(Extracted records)
═══
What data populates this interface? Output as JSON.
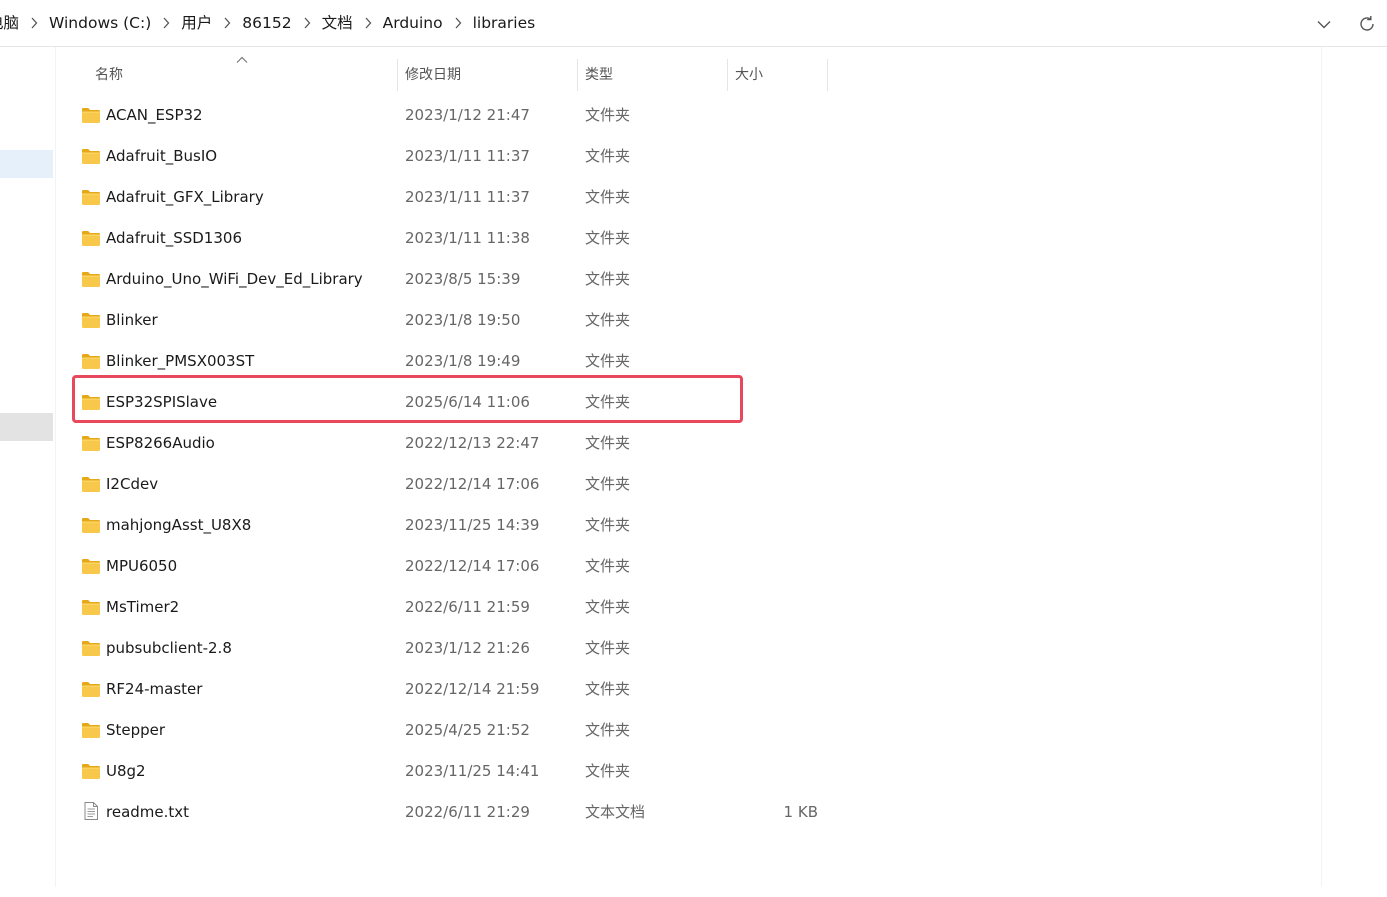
{
  "address_bar": {
    "breadcrumb": [
      "电脑",
      "Windows (C:)",
      "用户",
      "86152",
      "文档",
      "Arduino",
      "libraries"
    ]
  },
  "columns": {
    "name": "名称",
    "date": "修改日期",
    "type": "类型",
    "size": "大小"
  },
  "files": [
    {
      "name": "ACAN_ESP32",
      "date": "2023/1/12 21:47",
      "type": "文件夹",
      "size": "",
      "icon": "folder-icon"
    },
    {
      "name": "Adafruit_BusIO",
      "date": "2023/1/11 11:37",
      "type": "文件夹",
      "size": "",
      "icon": "folder-icon"
    },
    {
      "name": "Adafruit_GFX_Library",
      "date": "2023/1/11 11:37",
      "type": "文件夹",
      "size": "",
      "icon": "folder-icon"
    },
    {
      "name": "Adafruit_SSD1306",
      "date": "2023/1/11 11:38",
      "type": "文件夹",
      "size": "",
      "icon": "folder-icon"
    },
    {
      "name": "Arduino_Uno_WiFi_Dev_Ed_Library",
      "date": "2023/8/5 15:39",
      "type": "文件夹",
      "size": "",
      "icon": "folder-icon"
    },
    {
      "name": "Blinker",
      "date": "2023/1/8 19:50",
      "type": "文件夹",
      "size": "",
      "icon": "folder-icon"
    },
    {
      "name": "Blinker_PMSX003ST",
      "date": "2023/1/8 19:49",
      "type": "文件夹",
      "size": "",
      "icon": "folder-icon"
    },
    {
      "name": "ESP32SPISlave",
      "date": "2025/6/14 11:06",
      "type": "文件夹",
      "size": "",
      "icon": "folder-icon",
      "highlighted": true
    },
    {
      "name": "ESP8266Audio",
      "date": "2022/12/13 22:47",
      "type": "文件夹",
      "size": "",
      "icon": "folder-icon"
    },
    {
      "name": "I2Cdev",
      "date": "2022/12/14 17:06",
      "type": "文件夹",
      "size": "",
      "icon": "folder-icon"
    },
    {
      "name": "mahjongAsst_U8X8",
      "date": "2023/11/25 14:39",
      "type": "文件夹",
      "size": "",
      "icon": "folder-icon"
    },
    {
      "name": "MPU6050",
      "date": "2022/12/14 17:06",
      "type": "文件夹",
      "size": "",
      "icon": "folder-icon"
    },
    {
      "name": "MsTimer2",
      "date": "2022/6/11 21:59",
      "type": "文件夹",
      "size": "",
      "icon": "folder-icon"
    },
    {
      "name": "pubsubclient-2.8",
      "date": "2023/1/12 21:26",
      "type": "文件夹",
      "size": "",
      "icon": "folder-icon"
    },
    {
      "name": "RF24-master",
      "date": "2022/12/14 21:59",
      "type": "文件夹",
      "size": "",
      "icon": "folder-icon"
    },
    {
      "name": "Stepper",
      "date": "2025/4/25 21:52",
      "type": "文件夹",
      "size": "",
      "icon": "folder-icon"
    },
    {
      "name": "U8g2",
      "date": "2023/11/25 14:41",
      "type": "文件夹",
      "size": "",
      "icon": "folder-icon"
    },
    {
      "name": "readme.txt",
      "date": "2022/6/11 21:29",
      "type": "文本文档",
      "size": "1 KB",
      "icon": "text-file-icon"
    }
  ],
  "colors": {
    "folder_yellow": "#f8c84a",
    "folder_dark": "#e6a817",
    "highlight_border": "#e8485c",
    "nav_selected": "#e5f0fb",
    "nav_hover": "#e3e3e3"
  }
}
═══
-- What you are asked to do --
Quote the material in full and exactly; do not carry over its pictures.

-- Written answer --
What data populates this interface? Output as JSON.
{
  "address_bar": {
    "breadcrumb": [
      "电脑",
      "Windows (C:)",
      "用户",
      "86152",
      "文档",
      "Arduino",
      "libraries"
    ]
  },
  "columns": {
    "name": "名称",
    "date": "修改日期",
    "type": "类型",
    "size": "大小"
  },
  "files": [
    {
      "name": "ACAN_ESP32",
      "date": "2023/1/12 21:47",
      "type": "文件夹",
      "size": "",
      "icon": "folder-icon"
    },
    {
      "name": "Adafruit_BusIO",
      "date": "2023/1/11 11:37",
      "type": "文件夹",
      "size": "",
      "icon": "folder-icon"
    },
    {
      "name": "Adafruit_GFX_Library",
      "date": "2023/1/11 11:37",
      "type": "文件夹",
      "size": "",
      "icon": "folder-icon"
    },
    {
      "name": "Adafruit_SSD1306",
      "date": "2023/1/11 11:38",
      "type": "文件夹",
      "size": "",
      "icon": "folder-icon"
    },
    {
      "name": "Arduino_Uno_WiFi_Dev_Ed_Library",
      "date": "2023/8/5 15:39",
      "type": "文件夹",
      "size": "",
      "icon": "folder-icon"
    },
    {
      "name": "Blinker",
      "date": "2023/1/8 19:50",
      "type": "文件夹",
      "size": "",
      "icon": "folder-icon"
    },
    {
      "name": "Blinker_PMSX003ST",
      "date": "2023/1/8 19:49",
      "type": "文件夹",
      "size": "",
      "icon": "folder-icon"
    },
    {
      "name": "ESP32SPISlave",
      "date": "2025/6/14 11:06",
      "type": "文件夹",
      "size": "",
      "icon": "folder-icon",
      "highlighted": true
    },
    {
      "name": "ESP8266Audio",
      "date": "2022/12/13 22:47",
      "type": "文件夹",
      "size": "",
      "icon": "folder-icon"
    },
    {
      "name": "I2Cdev",
      "date": "2022/12/14 17:06",
      "type": "文件夹",
      "size": "",
      "icon": "folder-icon"
    },
    {
      "name": "mahjongAsst_U8X8",
      "date": "2023/11/25 14:39",
      "type": "文件夹",
      "size": "",
      "icon": "folder-icon"
    },
    {
      "name": "MPU6050",
      "date": "2022/12/14 17:06",
      "type": "文件夹",
      "size": "",
      "icon": "folder-icon"
    },
    {
      "name": "MsTimer2",
      "date": "2022/6/11 21:59",
      "type": "文件夹",
      "size": "",
      "icon": "folder-icon"
    },
    {
      "name": "pubsubclient-2.8",
      "date": "2023/1/12 21:26",
      "type": "文件夹",
      "size": "",
      "icon": "folder-icon"
    },
    {
      "name": "RF24-master",
      "date": "2022/12/14 21:59",
      "type": "文件夹",
      "size": "",
      "icon": "folder-icon"
    },
    {
      "name": "Stepper",
      "date": "2025/4/25 21:52",
      "type": "文件夹",
      "size": "",
      "icon": "folder-icon"
    },
    {
      "name": "U8g2",
      "date": "2023/11/25 14:41",
      "type": "文件夹",
      "size": "",
      "icon": "folder-icon"
    },
    {
      "name": "readme.txt",
      "date": "2022/6/11 21:29",
      "type": "文本文档",
      "size": "1 KB",
      "icon": "text-file-icon"
    }
  ],
  "colors": {
    "folder_yellow": "#f8c84a",
    "folder_dark": "#e6a817",
    "highlight_border": "#e8485c",
    "nav_selected": "#e5f0fb",
    "nav_hover": "#e3e3e3"
  }
}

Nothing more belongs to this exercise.